EXCERPT
╭──

Some diseases, like Ehlers-Danlos syndrome (cutis laxa with laxity of joints) still remain absolute contraindications for corneal refractive procedures. While the molecular basis of this syndrome is heterogeneous, there are three fundamental mechanisms of disease known to produce Ehlers-Danlos syndrome: Deficiency of collagen processing enzymes, dominant-negative effects of mutant collagen α-chains, and haploinsufficiency. These mechanisms compromise the strength of the connective tissue complex, and often the collagen fibril itself. This 48abnormal collagen strength contraindicates laser refractive surgery, as the risk of post-surgical ectasia is presumed higher and the risk of devastating intra operative complication like globe rupture is possible. Apart from angioid streaks, strabismus or retinal detachment Ehlers-Danlos patients may present limbus to limbus thin corneas, keratoglobus, keratoconus, cornea plana, and corneal opacities: The cornea is very fragile (fragilitas oculi in Ehlers-Danlos syndrome type VI, or kyphoscoliosis) and the risk of keloid formation is extremely high. Indeed, abnormal bleeding may cause extreme difficulty with any surgical procedure.
Nevertheless, every case has to be considered and evaluated specifically: Careful preoperative evaluation holds the key to identifying appropriate candidates. When cornea is intact, LASIK is the safest refractive technique in risky patients. Avoid PRK and other superficial techniques that suppose a higher degree of inflammation.
There are special considerations for autoimmune disorders or collagen disease patients who undergo cataract, clear lens exchange or refractive surgery (Figure 1.15).
  1. Write a proper informed consent.49
  2. Consider LASIK as your first refractive option: PRK creates a large epithelial defect that may predispose the cornea to ulceration.
  3. Profit from periods of calm of the disease, especially in treatment pauses or when the disease is stable.
  4. Make sure that biologic constants are stable when you perform surgery.
  5. Carefully check for infectious concomitant diseases.
  6. Give antiherpetic oral prophylaxis prior to surgery and a few days after surgery (ocular herpes can be devastating in such cases).
  7. Corneal melting tends to occur mainly in elderly autoimmune patients, and almost exclusively in those with extraarticular disease. LASIK is relatively safe in rheumatoid arthritis patients that only manifest in the joints. Modern immune response modulators such as etanercept (a class of medications called tumor necrosis factor —TNF-inhibitors) may help to stabilize rheumatoid arthritis, thus making viable the practice of a refractive procedure. Etanercept is used alone or in combination with other medications to reduce the pain and swelling associated with rheumatoid arthritis, juvenile rheumatoid arthritis, and psoriatic arthritis.

╰──

DATASET
╭──

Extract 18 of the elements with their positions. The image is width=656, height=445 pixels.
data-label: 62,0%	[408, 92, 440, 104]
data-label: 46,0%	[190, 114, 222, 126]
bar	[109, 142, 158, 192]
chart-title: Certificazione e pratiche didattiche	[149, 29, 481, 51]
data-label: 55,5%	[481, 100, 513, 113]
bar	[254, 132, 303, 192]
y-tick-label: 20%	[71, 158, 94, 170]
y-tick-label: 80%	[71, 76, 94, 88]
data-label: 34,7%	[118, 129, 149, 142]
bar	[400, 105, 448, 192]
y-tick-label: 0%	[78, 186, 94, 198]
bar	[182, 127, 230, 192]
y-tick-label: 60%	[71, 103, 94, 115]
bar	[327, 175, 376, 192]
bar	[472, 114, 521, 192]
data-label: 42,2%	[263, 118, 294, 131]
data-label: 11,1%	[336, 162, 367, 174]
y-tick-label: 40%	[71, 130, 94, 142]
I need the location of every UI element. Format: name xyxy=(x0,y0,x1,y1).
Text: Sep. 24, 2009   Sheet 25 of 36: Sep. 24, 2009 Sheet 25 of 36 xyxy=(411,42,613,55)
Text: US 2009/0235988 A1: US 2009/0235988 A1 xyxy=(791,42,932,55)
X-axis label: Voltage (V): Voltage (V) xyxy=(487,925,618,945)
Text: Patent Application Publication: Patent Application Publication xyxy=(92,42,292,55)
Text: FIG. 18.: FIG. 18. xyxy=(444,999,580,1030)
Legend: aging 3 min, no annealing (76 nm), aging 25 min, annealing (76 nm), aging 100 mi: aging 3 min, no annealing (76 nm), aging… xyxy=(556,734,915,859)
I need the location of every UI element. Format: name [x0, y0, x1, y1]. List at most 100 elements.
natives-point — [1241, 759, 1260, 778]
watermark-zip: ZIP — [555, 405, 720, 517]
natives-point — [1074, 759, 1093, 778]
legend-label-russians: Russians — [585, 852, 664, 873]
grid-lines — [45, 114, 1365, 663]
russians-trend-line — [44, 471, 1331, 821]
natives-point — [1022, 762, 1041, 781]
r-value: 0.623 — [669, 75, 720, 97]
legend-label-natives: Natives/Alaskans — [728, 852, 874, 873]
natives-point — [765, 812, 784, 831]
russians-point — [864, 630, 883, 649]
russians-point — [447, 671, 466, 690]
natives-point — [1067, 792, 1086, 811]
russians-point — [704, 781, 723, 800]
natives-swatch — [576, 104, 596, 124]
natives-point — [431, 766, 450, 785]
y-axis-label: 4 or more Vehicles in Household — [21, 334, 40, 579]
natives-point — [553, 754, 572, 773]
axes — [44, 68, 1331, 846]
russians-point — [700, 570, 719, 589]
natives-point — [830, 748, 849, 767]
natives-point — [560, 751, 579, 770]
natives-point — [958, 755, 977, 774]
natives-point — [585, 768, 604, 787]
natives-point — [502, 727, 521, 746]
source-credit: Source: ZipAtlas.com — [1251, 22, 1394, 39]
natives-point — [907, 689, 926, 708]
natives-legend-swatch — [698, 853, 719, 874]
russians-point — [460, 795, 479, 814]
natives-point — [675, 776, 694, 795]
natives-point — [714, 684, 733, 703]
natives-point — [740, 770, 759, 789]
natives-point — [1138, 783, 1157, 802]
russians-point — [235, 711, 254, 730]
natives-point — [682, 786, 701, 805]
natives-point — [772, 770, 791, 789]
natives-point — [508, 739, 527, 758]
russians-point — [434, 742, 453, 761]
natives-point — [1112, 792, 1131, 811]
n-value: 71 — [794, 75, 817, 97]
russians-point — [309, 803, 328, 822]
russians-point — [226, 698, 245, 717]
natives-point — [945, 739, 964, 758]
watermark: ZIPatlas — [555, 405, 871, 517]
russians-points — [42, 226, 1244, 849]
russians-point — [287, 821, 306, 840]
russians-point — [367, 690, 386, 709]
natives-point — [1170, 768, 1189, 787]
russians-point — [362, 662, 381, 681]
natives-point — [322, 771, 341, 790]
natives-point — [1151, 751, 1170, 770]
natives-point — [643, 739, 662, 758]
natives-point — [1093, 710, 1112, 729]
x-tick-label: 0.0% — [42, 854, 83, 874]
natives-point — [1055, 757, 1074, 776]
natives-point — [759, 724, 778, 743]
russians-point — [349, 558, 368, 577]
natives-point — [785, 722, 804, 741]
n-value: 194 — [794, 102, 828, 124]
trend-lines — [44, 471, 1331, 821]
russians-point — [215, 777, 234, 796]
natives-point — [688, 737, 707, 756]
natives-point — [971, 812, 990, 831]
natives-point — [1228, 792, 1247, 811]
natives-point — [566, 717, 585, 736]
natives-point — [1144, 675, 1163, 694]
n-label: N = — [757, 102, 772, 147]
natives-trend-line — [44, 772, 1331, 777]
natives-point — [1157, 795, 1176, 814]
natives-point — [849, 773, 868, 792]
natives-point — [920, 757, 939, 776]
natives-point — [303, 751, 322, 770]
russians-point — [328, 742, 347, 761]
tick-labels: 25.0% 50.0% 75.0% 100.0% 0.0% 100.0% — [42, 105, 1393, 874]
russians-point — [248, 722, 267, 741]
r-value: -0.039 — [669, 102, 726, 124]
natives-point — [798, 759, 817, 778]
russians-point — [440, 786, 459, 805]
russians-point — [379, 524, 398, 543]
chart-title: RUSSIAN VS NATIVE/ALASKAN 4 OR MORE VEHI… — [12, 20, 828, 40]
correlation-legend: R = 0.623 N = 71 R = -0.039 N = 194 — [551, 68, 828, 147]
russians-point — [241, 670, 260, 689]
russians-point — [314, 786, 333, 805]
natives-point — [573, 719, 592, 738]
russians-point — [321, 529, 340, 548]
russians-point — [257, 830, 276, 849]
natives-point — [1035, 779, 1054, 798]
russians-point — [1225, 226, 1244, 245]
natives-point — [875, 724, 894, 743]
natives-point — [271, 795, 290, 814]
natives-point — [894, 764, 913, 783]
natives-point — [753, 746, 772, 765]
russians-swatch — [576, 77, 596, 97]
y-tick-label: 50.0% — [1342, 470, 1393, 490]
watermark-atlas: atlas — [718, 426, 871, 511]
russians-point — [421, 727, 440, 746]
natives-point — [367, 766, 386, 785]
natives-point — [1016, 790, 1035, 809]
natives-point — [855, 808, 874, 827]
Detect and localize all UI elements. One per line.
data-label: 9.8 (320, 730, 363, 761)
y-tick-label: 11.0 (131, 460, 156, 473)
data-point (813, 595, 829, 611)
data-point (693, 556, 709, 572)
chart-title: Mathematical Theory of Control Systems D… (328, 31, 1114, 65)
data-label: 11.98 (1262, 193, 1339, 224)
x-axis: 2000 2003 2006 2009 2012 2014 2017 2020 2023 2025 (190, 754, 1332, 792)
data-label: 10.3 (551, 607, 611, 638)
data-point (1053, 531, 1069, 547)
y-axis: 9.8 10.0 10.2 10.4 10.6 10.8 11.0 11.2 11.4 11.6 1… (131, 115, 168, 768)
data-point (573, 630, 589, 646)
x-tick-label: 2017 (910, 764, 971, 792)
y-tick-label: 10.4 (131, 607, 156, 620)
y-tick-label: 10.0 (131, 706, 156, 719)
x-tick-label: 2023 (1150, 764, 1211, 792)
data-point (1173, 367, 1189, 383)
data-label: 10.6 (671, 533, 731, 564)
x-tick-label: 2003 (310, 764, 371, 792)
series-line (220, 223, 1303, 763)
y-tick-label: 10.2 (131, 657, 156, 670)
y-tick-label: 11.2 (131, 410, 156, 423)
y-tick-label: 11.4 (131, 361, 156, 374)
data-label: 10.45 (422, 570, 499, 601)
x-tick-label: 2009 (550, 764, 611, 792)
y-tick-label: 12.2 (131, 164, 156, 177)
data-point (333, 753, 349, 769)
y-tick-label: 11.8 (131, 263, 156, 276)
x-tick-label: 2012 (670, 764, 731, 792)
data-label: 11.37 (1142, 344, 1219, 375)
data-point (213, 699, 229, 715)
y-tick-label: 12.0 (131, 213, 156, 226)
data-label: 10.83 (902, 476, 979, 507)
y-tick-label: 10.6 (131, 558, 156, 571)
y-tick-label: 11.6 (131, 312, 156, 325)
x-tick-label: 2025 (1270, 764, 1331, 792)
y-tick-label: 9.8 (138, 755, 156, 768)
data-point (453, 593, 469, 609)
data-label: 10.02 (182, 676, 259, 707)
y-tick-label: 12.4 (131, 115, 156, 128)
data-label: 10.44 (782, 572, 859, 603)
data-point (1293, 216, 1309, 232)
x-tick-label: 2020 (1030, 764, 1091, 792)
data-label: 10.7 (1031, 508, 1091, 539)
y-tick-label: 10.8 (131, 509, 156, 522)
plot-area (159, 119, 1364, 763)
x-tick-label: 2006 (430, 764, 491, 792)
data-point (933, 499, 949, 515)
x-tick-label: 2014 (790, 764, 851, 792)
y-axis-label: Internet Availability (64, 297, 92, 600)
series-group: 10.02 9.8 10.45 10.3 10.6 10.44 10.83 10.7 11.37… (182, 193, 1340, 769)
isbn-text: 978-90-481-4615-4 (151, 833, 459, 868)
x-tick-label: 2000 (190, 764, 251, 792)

╰──

YOUR TASK
Decide whether each statement below agrees with the excerpt on refractive surgery, answering yes or no and quoting the text's deciding words. 1. When the cornea is intact, PRK is the safest refractive technique in risky patients. 2. Corneal melting occurs almost exclusively in autoimmune patients with extraarticular disease. 3. Antiherpetic oral prophylaxis is given only after surgery.

EXERCISE RESULT
1. No: "When cornea is intact, LASIK is the safest refractive technique in risky patients."
2. Yes: "almost exclusively in those with extraarticular disease"
3. No: "Give antiherpetic oral prophylaxis prior to surgery and a few days after surgery"